*Items*.
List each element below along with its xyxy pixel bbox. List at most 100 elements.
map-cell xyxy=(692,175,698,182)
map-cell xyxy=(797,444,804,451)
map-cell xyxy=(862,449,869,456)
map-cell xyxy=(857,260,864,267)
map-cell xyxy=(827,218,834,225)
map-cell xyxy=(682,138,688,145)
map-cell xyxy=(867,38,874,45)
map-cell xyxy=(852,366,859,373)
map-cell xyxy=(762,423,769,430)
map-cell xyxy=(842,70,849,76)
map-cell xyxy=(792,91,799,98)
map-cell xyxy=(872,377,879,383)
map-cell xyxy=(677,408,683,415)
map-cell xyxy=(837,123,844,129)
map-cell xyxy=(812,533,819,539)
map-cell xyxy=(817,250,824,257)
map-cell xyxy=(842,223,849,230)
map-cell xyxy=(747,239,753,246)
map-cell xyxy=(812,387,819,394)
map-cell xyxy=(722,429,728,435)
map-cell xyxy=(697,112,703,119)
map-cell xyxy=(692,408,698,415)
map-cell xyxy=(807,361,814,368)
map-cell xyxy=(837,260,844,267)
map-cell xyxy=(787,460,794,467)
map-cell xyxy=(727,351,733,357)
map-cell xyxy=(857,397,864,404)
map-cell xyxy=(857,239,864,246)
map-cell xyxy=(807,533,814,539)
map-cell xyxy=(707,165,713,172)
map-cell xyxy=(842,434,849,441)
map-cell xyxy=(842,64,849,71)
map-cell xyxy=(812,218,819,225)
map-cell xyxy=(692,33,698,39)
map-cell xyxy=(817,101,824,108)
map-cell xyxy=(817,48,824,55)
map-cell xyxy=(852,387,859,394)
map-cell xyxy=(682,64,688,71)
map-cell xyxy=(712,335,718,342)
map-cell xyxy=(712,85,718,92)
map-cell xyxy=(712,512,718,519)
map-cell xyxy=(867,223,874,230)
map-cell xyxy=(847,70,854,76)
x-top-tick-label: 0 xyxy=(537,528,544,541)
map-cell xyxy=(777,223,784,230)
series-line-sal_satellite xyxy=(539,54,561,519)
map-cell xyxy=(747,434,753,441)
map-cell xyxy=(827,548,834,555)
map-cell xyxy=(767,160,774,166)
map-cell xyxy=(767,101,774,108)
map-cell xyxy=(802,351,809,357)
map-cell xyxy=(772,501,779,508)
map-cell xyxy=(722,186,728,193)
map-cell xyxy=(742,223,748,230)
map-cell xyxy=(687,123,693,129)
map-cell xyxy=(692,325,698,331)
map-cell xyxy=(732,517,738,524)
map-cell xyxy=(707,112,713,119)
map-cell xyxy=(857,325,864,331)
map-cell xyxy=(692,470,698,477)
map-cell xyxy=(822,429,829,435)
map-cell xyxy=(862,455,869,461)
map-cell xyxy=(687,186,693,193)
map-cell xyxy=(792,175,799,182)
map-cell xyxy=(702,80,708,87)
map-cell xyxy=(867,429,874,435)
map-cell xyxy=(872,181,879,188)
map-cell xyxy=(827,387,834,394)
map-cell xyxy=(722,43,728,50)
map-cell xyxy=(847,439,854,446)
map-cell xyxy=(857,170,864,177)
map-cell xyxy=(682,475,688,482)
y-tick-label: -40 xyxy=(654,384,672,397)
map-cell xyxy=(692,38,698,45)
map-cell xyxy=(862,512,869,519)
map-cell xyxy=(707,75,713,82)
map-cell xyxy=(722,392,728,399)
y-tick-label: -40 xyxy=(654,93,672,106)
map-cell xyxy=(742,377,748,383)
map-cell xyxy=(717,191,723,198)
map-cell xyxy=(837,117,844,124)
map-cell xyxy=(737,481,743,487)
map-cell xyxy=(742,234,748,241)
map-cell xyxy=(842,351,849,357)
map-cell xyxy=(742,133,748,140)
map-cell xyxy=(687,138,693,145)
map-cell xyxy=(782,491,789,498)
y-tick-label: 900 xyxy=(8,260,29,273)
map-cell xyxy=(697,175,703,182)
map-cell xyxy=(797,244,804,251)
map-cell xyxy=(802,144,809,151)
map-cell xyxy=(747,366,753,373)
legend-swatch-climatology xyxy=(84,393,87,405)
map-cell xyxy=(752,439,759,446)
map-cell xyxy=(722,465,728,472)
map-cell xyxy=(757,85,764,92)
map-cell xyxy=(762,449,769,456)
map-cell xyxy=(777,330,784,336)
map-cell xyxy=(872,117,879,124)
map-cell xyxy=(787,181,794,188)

*Task goal*.
Turn every line in the rows above into a JSON array of strings, one string per line, with blank lines omitted.

*Task solution*.
[
  "List each element below along with its xyxy pixel bbox. List at most 100 elements.",
  "map-cell xyxy=(692,175,698,182)",
  "map-cell xyxy=(797,444,804,451)",
  "map-cell xyxy=(862,449,869,456)",
  "map-cell xyxy=(857,260,864,267)",
  "map-cell xyxy=(827,218,834,225)",
  "map-cell xyxy=(682,138,688,145)",
  "map-cell xyxy=(867,38,874,45)",
  "map-cell xyxy=(852,366,859,373)",
  "map-cell xyxy=(762,423,769,430)",
  "map-cell xyxy=(842,70,849,76)",
  "map-cell xyxy=(792,91,799,98)",
  "map-cell xyxy=(872,377,879,383)",
  "map-cell xyxy=(677,408,683,415)",
  "map-cell xyxy=(837,123,844,129)",
  "map-cell xyxy=(812,533,819,539)",
  "map-cell xyxy=(817,250,824,257)",
  "map-cell xyxy=(842,223,849,230)",
  "map-cell xyxy=(747,239,753,246)",
  "map-cell xyxy=(812,387,819,394)",
  "map-cell xyxy=(722,429,728,435)",
  "map-cell xyxy=(697,112,703,119)",
  "map-cell xyxy=(692,408,698,415)",
  "map-cell xyxy=(807,361,814,368)",
  "map-cell xyxy=(837,260,844,267)",
  "map-cell xyxy=(787,460,794,467)",
  "map-cell xyxy=(727,351,733,357)",
  "map-cell xyxy=(857,397,864,404)",
  "map-cell xyxy=(857,239,864,246)",
  "map-cell xyxy=(807,533,814,539)",
  "map-cell xyxy=(707,165,713,172)",
  "map-cell xyxy=(842,434,849,441)",
  "map-cell xyxy=(842,64,849,71)",
  "map-cell xyxy=(812,218,819,225)",
  "map-cell xyxy=(692,33,698,39)",
  "map-cell xyxy=(817,101,824,108)",
  "map-cell xyxy=(817,48,824,55)",
  "map-cell xyxy=(852,387,859,394)",
  "map-cell xyxy=(682,64,688,71)",
  "map-cell xyxy=(712,335,718,342)",
  "map-cell xyxy=(712,85,718,92)",
  "map-cell xyxy=(712,512,718,519)",
  "map-cell xyxy=(867,223,874,230)",
  "map-cell xyxy=(847,70,854,76)",
  "x-top-tick-label: 0 xyxy=(537,528,544,541)",
  "map-cell xyxy=(777,223,784,230)",
  "series-line-sal_satellite xyxy=(539,54,561,519)",
  "map-cell xyxy=(747,434,753,441)",
  "map-cell xyxy=(827,548,834,555)",
  "map-cell xyxy=(767,160,774,166)",
  "map-cell xyxy=(767,101,774,108)",
  "map-cell xyxy=(802,351,809,357)",
  "map-cell xyxy=(772,501,779,508)",
  "map-cell xyxy=(722,186,728,193)",
  "map-cell xyxy=(742,223,748,230)",
  "map-cell xyxy=(687,123,693,129)",
  "map-cell xyxy=(692,325,698,331)",
  "map-cell xyxy=(732,517,738,524)",
  "map-cell xyxy=(707,112,713,119)",
  "map-cell xyxy=(857,325,864,331)",
  "map-cell xyxy=(692,470,698,477)",
  "map-cell xyxy=(822,429,829,435)",
  "map-cell xyxy=(862,455,869,461)",
  "map-cell xyxy=(687,186,693,193)",
  "map-cell xyxy=(792,175,799,182)",
  "map-cell xyxy=(702,80,708,87)",
  "map-cell xyxy=(867,429,874,435)",
  "map-cell xyxy=(872,181,879,188)",
  "map-cell xyxy=(827,387,834,394)",
  "map-cell xyxy=(722,43,728,50)",
  "map-cell xyxy=(847,439,854,446)",
  "map-cell xyxy=(857,170,864,177)",
  "map-cell xyxy=(682,475,688,482)",
  "y-tick-label: -40 xyxy=(654,384,672,397)",
  "map-cell xyxy=(692,38,698,45)",
  "map-cell xyxy=(862,512,869,519)",
  "map-cell xyxy=(707,75,713,82)",
  "map-cell xyxy=(722,392,728,399)",
  "y-tick-label: -40 xyxy=(654,93,672,106)",
  "map-cell xyxy=(742,377,748,383)",
  "map-cell xyxy=(717,191,723,198)",
  "map-cell xyxy=(837,117,844,124)",
  "map-cell xyxy=(737,481,743,487)",
  "map-cell xyxy=(742,234,748,241)",
  "map-cell xyxy=(842,351,849,357)",
  "map-cell xyxy=(742,133,748,140)",
  "map-cell xyxy=(687,138,693,145)",
  "map-cell xyxy=(782,491,789,498)",
  "y-tick-label: 900 xyxy=(8,260,29,273)",
  "map-cell xyxy=(697,175,703,182)",
  "map-cell xyxy=(797,244,804,251)",
  "map-cell xyxy=(802,144,809,151)",
  "map-cell xyxy=(747,366,753,373)",
  "legend-swatch-climatology xyxy=(84,393,87,405)",
  "map-cell xyxy=(752,439,759,446)",
  "map-cell xyxy=(722,465,728,472)",
  "map-cell xyxy=(757,85,764,92)",
  "map-cell xyxy=(762,449,769,456)",
  "map-cell xyxy=(777,330,784,336)",
  "map-cell xyxy=(872,117,879,124)",
  "map-cell xyxy=(787,181,794,188)"
]